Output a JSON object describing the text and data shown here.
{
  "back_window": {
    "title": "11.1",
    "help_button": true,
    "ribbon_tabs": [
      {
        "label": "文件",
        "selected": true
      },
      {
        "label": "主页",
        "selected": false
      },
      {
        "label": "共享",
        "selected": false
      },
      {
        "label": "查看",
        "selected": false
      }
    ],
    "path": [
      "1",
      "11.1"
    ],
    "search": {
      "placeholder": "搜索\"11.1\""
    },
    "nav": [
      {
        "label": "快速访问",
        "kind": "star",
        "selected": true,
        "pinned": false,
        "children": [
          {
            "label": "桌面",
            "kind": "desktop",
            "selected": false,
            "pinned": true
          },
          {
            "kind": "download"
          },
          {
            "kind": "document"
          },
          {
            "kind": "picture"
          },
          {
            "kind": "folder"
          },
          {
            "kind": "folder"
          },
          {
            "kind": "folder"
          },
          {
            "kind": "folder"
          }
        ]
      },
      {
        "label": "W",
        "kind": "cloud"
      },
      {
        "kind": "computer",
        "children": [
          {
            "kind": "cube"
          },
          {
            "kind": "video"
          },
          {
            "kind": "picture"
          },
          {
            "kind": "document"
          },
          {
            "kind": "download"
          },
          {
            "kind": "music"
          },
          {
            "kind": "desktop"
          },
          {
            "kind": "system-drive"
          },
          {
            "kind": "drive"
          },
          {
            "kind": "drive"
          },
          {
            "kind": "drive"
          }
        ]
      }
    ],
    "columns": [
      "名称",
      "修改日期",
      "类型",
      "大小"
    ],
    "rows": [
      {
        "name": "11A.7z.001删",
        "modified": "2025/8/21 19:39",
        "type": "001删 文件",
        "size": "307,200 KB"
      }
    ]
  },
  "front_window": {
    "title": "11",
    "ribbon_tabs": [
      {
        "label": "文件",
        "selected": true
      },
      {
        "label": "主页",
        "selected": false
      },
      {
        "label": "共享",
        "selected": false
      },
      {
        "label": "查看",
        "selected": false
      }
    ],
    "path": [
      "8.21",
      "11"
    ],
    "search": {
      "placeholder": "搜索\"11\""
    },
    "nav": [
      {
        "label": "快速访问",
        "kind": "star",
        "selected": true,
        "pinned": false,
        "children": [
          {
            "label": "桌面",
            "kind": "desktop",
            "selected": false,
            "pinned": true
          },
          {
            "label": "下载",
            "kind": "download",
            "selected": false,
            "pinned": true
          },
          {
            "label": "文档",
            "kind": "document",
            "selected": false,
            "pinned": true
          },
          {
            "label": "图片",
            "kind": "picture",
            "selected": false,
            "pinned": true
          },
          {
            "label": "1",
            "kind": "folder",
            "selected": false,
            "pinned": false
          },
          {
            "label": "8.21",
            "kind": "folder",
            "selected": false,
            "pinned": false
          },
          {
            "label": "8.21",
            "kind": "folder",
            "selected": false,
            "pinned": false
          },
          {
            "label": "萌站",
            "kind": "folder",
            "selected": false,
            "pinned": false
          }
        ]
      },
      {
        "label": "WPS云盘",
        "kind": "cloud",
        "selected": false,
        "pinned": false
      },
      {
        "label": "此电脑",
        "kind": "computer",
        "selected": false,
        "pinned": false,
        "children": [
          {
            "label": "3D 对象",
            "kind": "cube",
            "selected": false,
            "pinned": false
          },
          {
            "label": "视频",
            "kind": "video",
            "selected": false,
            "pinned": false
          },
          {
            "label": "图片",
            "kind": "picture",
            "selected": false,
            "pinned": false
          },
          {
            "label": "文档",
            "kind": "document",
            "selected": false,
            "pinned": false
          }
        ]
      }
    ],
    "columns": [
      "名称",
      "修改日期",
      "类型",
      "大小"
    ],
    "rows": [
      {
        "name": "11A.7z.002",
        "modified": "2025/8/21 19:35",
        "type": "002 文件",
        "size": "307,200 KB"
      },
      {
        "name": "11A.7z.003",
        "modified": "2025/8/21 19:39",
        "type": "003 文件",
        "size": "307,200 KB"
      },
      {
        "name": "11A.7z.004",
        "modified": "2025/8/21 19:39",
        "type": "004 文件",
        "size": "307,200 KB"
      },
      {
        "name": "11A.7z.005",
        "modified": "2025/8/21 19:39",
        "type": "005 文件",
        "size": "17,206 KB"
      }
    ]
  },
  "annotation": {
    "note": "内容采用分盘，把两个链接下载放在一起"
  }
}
______________________________
:: STATED PROBLEM ::
Your task is to repeat the data exactly, with nothing left out.

:: COMPLETE OUTPUT ::
Output a JSON object describing the text and data shown here.
{
  "back_window": {
    "title": "11.1",
    "help_button": true,
    "ribbon_tabs": [
      {
        "label": "文件",
        "selected": true
      },
      {
        "label": "主页",
        "selected": false
      },
      {
        "label": "共享",
        "selected": false
      },
      {
        "label": "查看",
        "selected": false
      }
    ],
    "path": [
      "1",
      "11.1"
    ],
    "search": {
      "placeholder": "搜索\"11.1\""
    },
    "nav": [
      {
        "label": "快速访问",
        "kind": "star",
        "selected": true,
        "pinned": false,
        "children": [
          {
            "label": "桌面",
            "kind": "desktop",
            "selected": false,
            "pinned": true
          },
          {
            "kind": "download"
          },
          {
            "kind": "document"
          },
          {
            "kind": "picture"
          },
          {
            "kind": "folder"
          },
          {
            "kind": "folder"
          },
          {
            "kind": "folder"
          },
          {
            "kind": "folder"
          }
        ]
      },
      {
        "label": "W",
        "kind": "cloud"
      },
      {
        "kind": "computer",
        "children": [
          {
            "kind": "cube"
          },
          {
            "kind": "video"
          },
          {
            "kind": "picture"
          },
          {
            "kind": "document"
          },
          {
            "kind": "download"
          },
          {
            "kind": "music"
          },
          {
            "kind": "desktop"
          },
          {
            "kind": "system-drive"
          },
          {
            "kind": "drive"
          },
          {
            "kind": "drive"
          },
          {
            "kind": "drive"
          }
        ]
      }
    ],
    "columns": [
      "名称",
      "修改日期",
      "类型",
      "大小"
    ],
    "rows": [
      {
        "name": "11A.7z.001删",
        "modified": "2025/8/21 19:39",
        "type": "001删 文件",
        "size": "307,200 KB"
      }
    ]
  },
  "front_window": {
    "title": "11",
    "ribbon_tabs": [
      {
        "label": "文件",
        "selected": true
      },
      {
        "label": "主页",
        "selected": false
      },
      {
        "label": "共享",
        "selected": false
      },
      {
        "label": "查看",
        "selected": false
      }
    ],
    "path": [
      "8.21",
      "11"
    ],
    "search": {
      "placeholder": "搜索\"11\""
    },
    "nav": [
      {
        "label": "快速访问",
        "kind": "star",
        "selected": true,
        "pinned": false,
        "children": [
          {
            "label": "桌面",
            "kind": "desktop",
            "selected": false,
            "pinned": true
          },
          {
            "label": "下载",
            "kind": "download",
            "selected": false,
            "pinned": true
          },
          {
            "label": "文档",
            "kind": "document",
            "selected": false,
            "pinned": true
          },
          {
            "label": "图片",
            "kind": "picture",
            "selected": false,
            "pinned": true
          },
          {
            "label": "1",
            "kind": "folder",
            "selected": false,
            "pinned": false
          },
          {
            "label": "8.21",
            "kind": "folder",
            "selected": false,
            "pinned": false
          },
          {
            "label": "8.21",
            "kind": "folder",
            "selected": false,
            "pinned": false
          },
          {
            "label": "萌站",
            "kind": "folder",
            "selected": false,
            "pinned": false
          }
        ]
      },
      {
        "label": "WPS云盘",
        "kind": "cloud",
        "selected": false,
        "pinned": false
      },
      {
        "label": "此电脑",
        "kind": "computer",
        "selected": false,
        "pinned": false,
        "children": [
          {
            "label": "3D 对象",
            "kind": "cube",
            "selected": false,
            "pinned": false
          },
          {
            "label": "视频",
            "kind": "video",
            "selected": false,
            "pinned": false
          },
          {
            "label": "图片",
            "kind": "picture",
            "selected": false,
            "pinned": false
          },
          {
            "label": "文档",
            "kind": "document",
            "selected": false,
            "pinned": false
          }
        ]
      }
    ],
    "columns": [
      "名称",
      "修改日期",
      "类型",
      "大小"
    ],
    "rows": [
      {
        "name": "11A.7z.002",
        "modified": "2025/8/21 19:35",
        "type": "002 文件",
        "size": "307,200 KB"
      },
      {
        "name": "11A.7z.003",
        "modified": "2025/8/21 19:39",
        "type": "003 文件",
        "size": "307,200 KB"
      },
      {
        "name": "11A.7z.004",
        "modified": "2025/8/21 19:39",
        "type": "004 文件",
        "size": "307,200 KB"
      },
      {
        "name": "11A.7z.005",
        "modified": "2025/8/21 19:39",
        "type": "005 文件",
        "size": "17,206 KB"
      }
    ]
  },
  "annotation": {
    "note": "内容采用分盘，把两个链接下载放在一起"
  }
}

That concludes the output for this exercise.